* PROMPT:
In full and without deviation, write out the entries that follow.
** BEGIN SUPPLIED MATERIAL **
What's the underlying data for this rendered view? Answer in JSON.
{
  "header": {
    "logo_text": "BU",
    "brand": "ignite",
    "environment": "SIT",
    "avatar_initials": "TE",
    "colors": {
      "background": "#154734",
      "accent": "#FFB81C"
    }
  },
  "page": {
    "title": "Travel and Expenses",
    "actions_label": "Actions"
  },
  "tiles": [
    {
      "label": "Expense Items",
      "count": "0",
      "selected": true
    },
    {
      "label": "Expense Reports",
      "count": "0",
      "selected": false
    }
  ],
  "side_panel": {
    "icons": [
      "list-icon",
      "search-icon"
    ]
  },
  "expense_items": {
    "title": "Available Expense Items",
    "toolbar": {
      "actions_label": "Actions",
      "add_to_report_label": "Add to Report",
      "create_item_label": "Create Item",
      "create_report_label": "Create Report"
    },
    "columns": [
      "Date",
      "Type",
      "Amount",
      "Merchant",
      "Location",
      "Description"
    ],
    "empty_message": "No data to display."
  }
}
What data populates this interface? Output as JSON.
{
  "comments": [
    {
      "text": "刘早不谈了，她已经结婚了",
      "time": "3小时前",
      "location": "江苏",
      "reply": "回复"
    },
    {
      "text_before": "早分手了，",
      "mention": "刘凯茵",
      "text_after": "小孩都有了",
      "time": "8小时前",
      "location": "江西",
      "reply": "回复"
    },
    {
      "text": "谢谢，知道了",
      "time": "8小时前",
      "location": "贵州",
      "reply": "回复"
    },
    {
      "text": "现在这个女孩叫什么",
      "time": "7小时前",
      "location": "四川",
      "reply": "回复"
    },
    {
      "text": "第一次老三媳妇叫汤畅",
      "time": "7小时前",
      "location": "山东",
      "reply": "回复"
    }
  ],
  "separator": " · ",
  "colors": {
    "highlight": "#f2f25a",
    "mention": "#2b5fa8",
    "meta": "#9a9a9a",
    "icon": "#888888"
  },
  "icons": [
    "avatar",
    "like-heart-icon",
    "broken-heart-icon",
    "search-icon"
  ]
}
** END SUPPLIED MATERIAL **
* EXERCISE RESULT:
What's the underlying data for this rendered view? Answer in JSON.
{
  "header": {
    "logo_text": "BU",
    "brand": "ignite",
    "environment": "SIT",
    "avatar_initials": "TE",
    "colors": {
      "background": "#154734",
      "accent": "#FFB81C"
    }
  },
  "page": {
    "title": "Travel and Expenses",
    "actions_label": "Actions"
  },
  "tiles": [
    {
      "label": "Expense Items",
      "count": "0",
      "selected": true
    },
    {
      "label": "Expense Reports",
      "count": "0",
      "selected": false
    }
  ],
  "side_panel": {
    "icons": [
      "list-icon",
      "search-icon"
    ]
  },
  "expense_items": {
    "title": "Available Expense Items",
    "toolbar": {
      "actions_label": "Actions",
      "add_to_report_label": "Add to Report",
      "create_item_label": "Create Item",
      "create_report_label": "Create Report"
    },
    "columns": [
      "Date",
      "Type",
      "Amount",
      "Merchant",
      "Location",
      "Description"
    ],
    "empty_message": "No data to display."
  }
}
What data populates this interface? Output as JSON.
{
  "comments": [
    {
      "text": "刘早不谈了，她已经结婚了",
      "time": "3小时前",
      "location": "江苏",
      "reply": "回复"
    },
    {
      "text_before": "早分手了，",
      "mention": "刘凯茵",
      "text_after": "小孩都有了",
      "time": "8小时前",
      "location": "江西",
      "reply": "回复"
    },
    {
      "text": "谢谢，知道了",
      "time": "8小时前",
      "location": "贵州",
      "reply": "回复"
    },
    {
      "text": "现在这个女孩叫什么",
      "time": "7小时前",
      "location": "四川",
      "reply": "回复"
    },
    {
      "text": "第一次老三媳妇叫汤畅",
      "time": "7小时前",
      "location": "山东",
      "reply": "回复"
    }
  ],
  "separator": " · ",
  "colors": {
    "highlight": "#f2f25a",
    "mention": "#2b5fa8",
    "meta": "#9a9a9a",
    "icon": "#888888"
  },
  "icons": [
    "avatar",
    "like-heart-icon",
    "broken-heart-icon",
    "search-icon"
  ]
}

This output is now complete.